* Exercise description *
Without omitting anything, retype the data that follows.

Data records:
** Start **

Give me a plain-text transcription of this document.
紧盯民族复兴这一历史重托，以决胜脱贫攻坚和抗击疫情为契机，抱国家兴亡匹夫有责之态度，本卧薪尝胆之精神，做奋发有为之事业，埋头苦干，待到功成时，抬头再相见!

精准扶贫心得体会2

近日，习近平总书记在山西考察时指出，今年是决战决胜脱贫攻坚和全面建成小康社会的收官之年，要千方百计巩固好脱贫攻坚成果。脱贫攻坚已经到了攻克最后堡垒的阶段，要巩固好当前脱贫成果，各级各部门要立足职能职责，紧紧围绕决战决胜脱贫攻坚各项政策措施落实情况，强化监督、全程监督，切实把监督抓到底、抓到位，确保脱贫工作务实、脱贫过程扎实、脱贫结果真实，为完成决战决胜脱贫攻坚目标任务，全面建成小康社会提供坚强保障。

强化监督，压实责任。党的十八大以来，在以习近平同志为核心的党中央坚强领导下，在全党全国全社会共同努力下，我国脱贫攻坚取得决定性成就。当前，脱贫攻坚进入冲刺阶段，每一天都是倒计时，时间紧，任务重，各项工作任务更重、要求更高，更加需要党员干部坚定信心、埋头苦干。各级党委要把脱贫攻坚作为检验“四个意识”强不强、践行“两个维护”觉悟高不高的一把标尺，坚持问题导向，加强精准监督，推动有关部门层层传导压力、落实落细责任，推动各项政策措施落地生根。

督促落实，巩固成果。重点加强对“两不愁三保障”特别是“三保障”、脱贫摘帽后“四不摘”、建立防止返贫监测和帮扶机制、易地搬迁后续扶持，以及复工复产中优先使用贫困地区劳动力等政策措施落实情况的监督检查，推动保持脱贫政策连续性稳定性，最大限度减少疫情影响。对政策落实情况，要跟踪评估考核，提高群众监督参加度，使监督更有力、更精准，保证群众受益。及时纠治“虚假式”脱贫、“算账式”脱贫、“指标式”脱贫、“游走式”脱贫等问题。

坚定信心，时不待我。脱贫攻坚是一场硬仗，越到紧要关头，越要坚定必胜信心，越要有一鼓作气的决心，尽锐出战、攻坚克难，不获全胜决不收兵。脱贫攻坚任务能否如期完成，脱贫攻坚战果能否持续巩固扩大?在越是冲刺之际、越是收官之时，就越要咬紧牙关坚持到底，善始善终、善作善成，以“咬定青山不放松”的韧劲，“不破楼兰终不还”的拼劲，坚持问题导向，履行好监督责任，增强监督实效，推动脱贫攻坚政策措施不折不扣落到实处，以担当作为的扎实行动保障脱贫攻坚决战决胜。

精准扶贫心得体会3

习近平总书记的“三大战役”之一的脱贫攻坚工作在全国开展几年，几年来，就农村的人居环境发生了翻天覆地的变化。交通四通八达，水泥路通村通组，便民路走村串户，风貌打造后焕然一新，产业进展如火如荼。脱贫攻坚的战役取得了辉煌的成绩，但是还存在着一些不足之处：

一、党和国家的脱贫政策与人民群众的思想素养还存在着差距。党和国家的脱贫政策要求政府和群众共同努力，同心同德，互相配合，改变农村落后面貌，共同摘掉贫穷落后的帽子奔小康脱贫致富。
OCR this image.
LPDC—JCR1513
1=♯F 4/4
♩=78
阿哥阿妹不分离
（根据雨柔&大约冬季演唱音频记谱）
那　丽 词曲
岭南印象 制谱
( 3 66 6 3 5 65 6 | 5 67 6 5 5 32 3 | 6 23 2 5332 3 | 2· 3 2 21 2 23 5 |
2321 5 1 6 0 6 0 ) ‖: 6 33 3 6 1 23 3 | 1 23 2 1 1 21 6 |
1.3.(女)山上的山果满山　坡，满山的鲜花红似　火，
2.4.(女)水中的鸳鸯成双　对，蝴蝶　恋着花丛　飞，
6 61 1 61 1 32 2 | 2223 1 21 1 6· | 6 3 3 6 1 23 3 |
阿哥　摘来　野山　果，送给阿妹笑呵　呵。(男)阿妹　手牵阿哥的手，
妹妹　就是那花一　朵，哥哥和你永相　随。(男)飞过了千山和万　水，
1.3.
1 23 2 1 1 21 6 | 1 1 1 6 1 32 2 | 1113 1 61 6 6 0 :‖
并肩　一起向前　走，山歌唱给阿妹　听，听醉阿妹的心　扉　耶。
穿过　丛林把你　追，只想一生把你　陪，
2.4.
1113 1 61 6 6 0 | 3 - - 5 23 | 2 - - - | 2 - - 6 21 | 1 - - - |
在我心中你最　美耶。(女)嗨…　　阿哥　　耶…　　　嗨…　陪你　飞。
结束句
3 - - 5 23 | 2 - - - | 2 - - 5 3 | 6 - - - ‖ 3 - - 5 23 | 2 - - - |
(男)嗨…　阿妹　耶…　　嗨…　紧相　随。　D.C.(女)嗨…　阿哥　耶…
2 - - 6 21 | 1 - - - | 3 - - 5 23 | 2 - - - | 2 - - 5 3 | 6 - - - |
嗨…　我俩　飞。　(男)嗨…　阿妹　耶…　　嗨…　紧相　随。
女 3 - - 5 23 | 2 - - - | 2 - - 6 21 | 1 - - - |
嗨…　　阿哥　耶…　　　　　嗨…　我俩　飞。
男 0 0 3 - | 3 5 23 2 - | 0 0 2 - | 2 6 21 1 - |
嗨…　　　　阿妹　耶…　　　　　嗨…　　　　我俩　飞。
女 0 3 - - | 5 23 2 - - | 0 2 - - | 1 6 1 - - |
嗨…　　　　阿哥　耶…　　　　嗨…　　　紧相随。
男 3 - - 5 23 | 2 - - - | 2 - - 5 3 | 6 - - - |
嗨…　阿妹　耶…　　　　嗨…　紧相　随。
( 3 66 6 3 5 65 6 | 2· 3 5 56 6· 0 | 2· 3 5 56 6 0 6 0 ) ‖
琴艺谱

** End **

* Finished task *
Give me a plain-text transcription of this document.
紧盯民族复兴这一历史重托，以决胜脱贫攻坚和抗击疫情为契机，抱国家兴亡匹夫有责之态度，本卧薪尝胆之精神，做奋发有为之事业，埋头苦干，待到功成时，抬头再相见!

精准扶贫心得体会2

近日，习近平总书记在山西考察时指出，今年是决战决胜脱贫攻坚和全面建成小康社会的收官之年，要千方百计巩固好脱贫攻坚成果。脱贫攻坚已经到了攻克最后堡垒的阶段，要巩固好当前脱贫成果，各级各部门要立足职能职责，紧紧围绕决战决胜脱贫攻坚各项政策措施落实情况，强化监督、全程监督，切实把监督抓到底、抓到位，确保脱贫工作务实、脱贫过程扎实、脱贫结果真实，为完成决战决胜脱贫攻坚目标任务，全面建成小康社会提供坚强保障。

强化监督，压实责任。党的十八大以来，在以习近平同志为核心的党中央坚强领导下，在全党全国全社会共同努力下，我国脱贫攻坚取得决定性成就。当前，脱贫攻坚进入冲刺阶段，每一天都是倒计时，时间紧，任务重，各项工作任务更重、要求更高，更加需要党员干部坚定信心、埋头苦干。各级党委要把脱贫攻坚作为检验“四个意识”强不强、践行“两个维护”觉悟高不高的一把标尺，坚持问题导向，加强精准监督，推动有关部门层层传导压力、落实落细责任，推动各项政策措施落地生根。

督促落实，巩固成果。重点加强对“两不愁三保障”特别是“三保障”、脱贫摘帽后“四不摘”、建立防止返贫监测和帮扶机制、易地搬迁后续扶持，以及复工复产中优先使用贫困地区劳动力等政策措施落实情况的监督检查，推动保持脱贫政策连续性稳定性，最大限度减少疫情影响。对政策落实情况，要跟踪评估考核，提高群众监督参加度，使监督更有力、更精准，保证群众受益。及时纠治“虚假式”脱贫、“算账式”脱贫、“指标式”脱贫、“游走式”脱贫等问题。

坚定信心，时不待我。脱贫攻坚是一场硬仗，越到紧要关头，越要坚定必胜信心，越要有一鼓作气的决心，尽锐出战、攻坚克难，不获全胜决不收兵。脱贫攻坚任务能否如期完成，脱贫攻坚战果能否持续巩固扩大?在越是冲刺之际、越是收官之时，就越要咬紧牙关坚持到底，善始善终、善作善成，以“咬定青山不放松”的韧劲，“不破楼兰终不还”的拼劲，坚持问题导向，履行好监督责任，增强监督实效，推动脱贫攻坚政策措施不折不扣落到实处，以担当作为的扎实行动保障脱贫攻坚决战决胜。

精准扶贫心得体会3

习近平总书记的“三大战役”之一的脱贫攻坚工作在全国开展几年，几年来，就农村的人居环境发生了翻天覆地的变化。交通四通八达，水泥路通村通组，便民路走村串户，风貌打造后焕然一新，产业进展如火如荼。脱贫攻坚的战役取得了辉煌的成绩，但是还存在着一些不足之处：

一、党和国家的脱贫政策与人民群众的思想素养还存在着差距。党和国家的脱贫政策要求政府和群众共同努力，同心同德，互相配合，改变农村落后面貌，共同摘掉贫穷落后的帽子奔小康脱贫致富。
OCR this image.
LPDC—JCR1513
1=♯F 4/4
♩=78
阿哥阿妹不分离
（根据雨柔&大约冬季演唱音频记谱）
那　丽 词曲
岭南印象 制谱
( 3 66 6 3 5 65 6 | 5 67 6 5 5 32 3 | 6 23 2 5332 3 | 2· 3 2 21 2 23 5 |
2321 5 1 6 0 6 0 ) ‖: 6 33 3 6 1 23 3 | 1 23 2 1 1 21 6 |
1.3.(女)山上的山果满山　坡，满山的鲜花红似　火，
2.4.(女)水中的鸳鸯成双　对，蝴蝶　恋着花丛　飞，
6 61 1 61 1 32 2 | 2223 1 21 1 6· | 6 3 3 6 1 23 3 |
阿哥　摘来　野山　果，送给阿妹笑呵　呵。(男)阿妹　手牵阿哥的手，
妹妹　就是那花一　朵，哥哥和你永相　随。(男)飞过了千山和万　水，
1.3.
1 23 2 1 1 21 6 | 1 1 1 6 1 32 2 | 1113 1 61 6 6 0 :‖
并肩　一起向前　走，山歌唱给阿妹　听，听醉阿妹的心　扉　耶。
穿过　丛林把你　追，只想一生把你　陪，
2.4.
1113 1 61 6 6 0 | 3 - - 5 23 | 2 - - - | 2 - - 6 21 | 1 - - - |
在我心中你最　美耶。(女)嗨…　　阿哥　　耶…　　　嗨…　陪你　飞。
结束句
3 - - 5 23 | 2 - - - | 2 - - 5 3 | 6 - - - ‖ 3 - - 5 23 | 2 - - - |
(男)嗨…　阿妹　耶…　　嗨…　紧相　随。　D.C.(女)嗨…　阿哥　耶…
2 - - 6 21 | 1 - - - | 3 - - 5 23 | 2 - - - | 2 - - 5 3 | 6 - - - |
嗨…　我俩　飞。　(男)嗨…　阿妹　耶…　　嗨…　紧相　随。
女 3 - - 5 23 | 2 - - - | 2 - - 6 21 | 1 - - - |
嗨…　　阿哥　耶…　　　　　嗨…　我俩　飞。
男 0 0 3 - | 3 5 23 2 - | 0 0 2 - | 2 6 21 1 - |
嗨…　　　　阿妹　耶…　　　　　嗨…　　　　我俩　飞。
女 0 3 - - | 5 23 2 - - | 0 2 - - | 1 6 1 - - |
嗨…　　　　阿哥　耶…　　　　嗨…　　　紧相随。
男 3 - - 5 23 | 2 - - - | 2 - - 5 3 | 6 - - - |
嗨…　阿妹　耶…　　　　嗨…　紧相　随。
( 3 66 6 3 5 65 6 | 2· 3 5 56 6· 0 | 2· 3 5 56 6 0 6 0 ) ‖
琴艺谱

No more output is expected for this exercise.